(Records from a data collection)

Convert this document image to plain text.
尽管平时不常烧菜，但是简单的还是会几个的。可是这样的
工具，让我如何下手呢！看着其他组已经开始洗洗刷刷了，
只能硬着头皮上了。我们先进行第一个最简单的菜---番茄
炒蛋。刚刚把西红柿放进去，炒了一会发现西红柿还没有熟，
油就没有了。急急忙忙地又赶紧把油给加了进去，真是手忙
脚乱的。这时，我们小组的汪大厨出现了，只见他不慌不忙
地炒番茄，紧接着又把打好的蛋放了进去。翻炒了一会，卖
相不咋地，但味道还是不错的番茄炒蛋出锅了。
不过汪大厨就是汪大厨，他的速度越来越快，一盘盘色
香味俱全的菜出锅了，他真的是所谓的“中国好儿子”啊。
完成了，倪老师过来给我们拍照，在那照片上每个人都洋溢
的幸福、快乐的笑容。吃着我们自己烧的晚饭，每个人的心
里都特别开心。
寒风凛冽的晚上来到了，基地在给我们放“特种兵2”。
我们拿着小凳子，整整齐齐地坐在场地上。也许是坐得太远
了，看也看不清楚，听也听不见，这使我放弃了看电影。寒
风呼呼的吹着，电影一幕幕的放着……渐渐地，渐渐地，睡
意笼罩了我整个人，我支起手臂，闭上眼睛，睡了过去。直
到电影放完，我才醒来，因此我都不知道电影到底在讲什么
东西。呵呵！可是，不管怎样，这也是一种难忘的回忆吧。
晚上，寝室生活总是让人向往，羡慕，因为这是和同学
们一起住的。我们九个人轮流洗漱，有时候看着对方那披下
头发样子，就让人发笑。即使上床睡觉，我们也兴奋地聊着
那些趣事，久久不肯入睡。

=== WHAT IS EXPECTED ===
Repeat every record, keeping each word and mark exactly as it is.

=== RESPONSE BELOW ===
Convert this document image to plain text.
尽管平时不常烧菜，但是简单的还是会几个的。可是这样的
工具，让我如何下手呢！看着其他组已经开始洗洗刷刷了，
只能硬着头皮上了。我们先进行第一个最简单的菜---番茄
炒蛋。刚刚把西红柿放进去，炒了一会发现西红柿还没有熟，
油就没有了。急急忙忙地又赶紧把油给加了进去，真是手忙
脚乱的。这时，我们小组的汪大厨出现了，只见他不慌不忙
地炒番茄，紧接着又把打好的蛋放了进去。翻炒了一会，卖
相不咋地，但味道还是不错的番茄炒蛋出锅了。
不过汪大厨就是汪大厨，他的速度越来越快，一盘盘色
香味俱全的菜出锅了，他真的是所谓的“中国好儿子”啊。
完成了，倪老师过来给我们拍照，在那照片上每个人都洋溢
的幸福、快乐的笑容。吃着我们自己烧的晚饭，每个人的心
里都特别开心。
寒风凛冽的晚上来到了，基地在给我们放“特种兵2”。
我们拿着小凳子，整整齐齐地坐在场地上。也许是坐得太远
了，看也看不清楚，听也听不见，这使我放弃了看电影。寒
风呼呼的吹着，电影一幕幕的放着……渐渐地，渐渐地，睡
意笼罩了我整个人，我支起手臂，闭上眼睛，睡了过去。直
到电影放完，我才醒来，因此我都不知道电影到底在讲什么
东西。呵呵！可是，不管怎样，这也是一种难忘的回忆吧。
晚上，寝室生活总是让人向往，羡慕，因为这是和同学
们一起住的。我们九个人轮流洗漱，有时候看着对方那披下
头发样子，就让人发笑。即使上床睡觉，我们也兴奋地聊着
那些趣事，久久不肯入睡。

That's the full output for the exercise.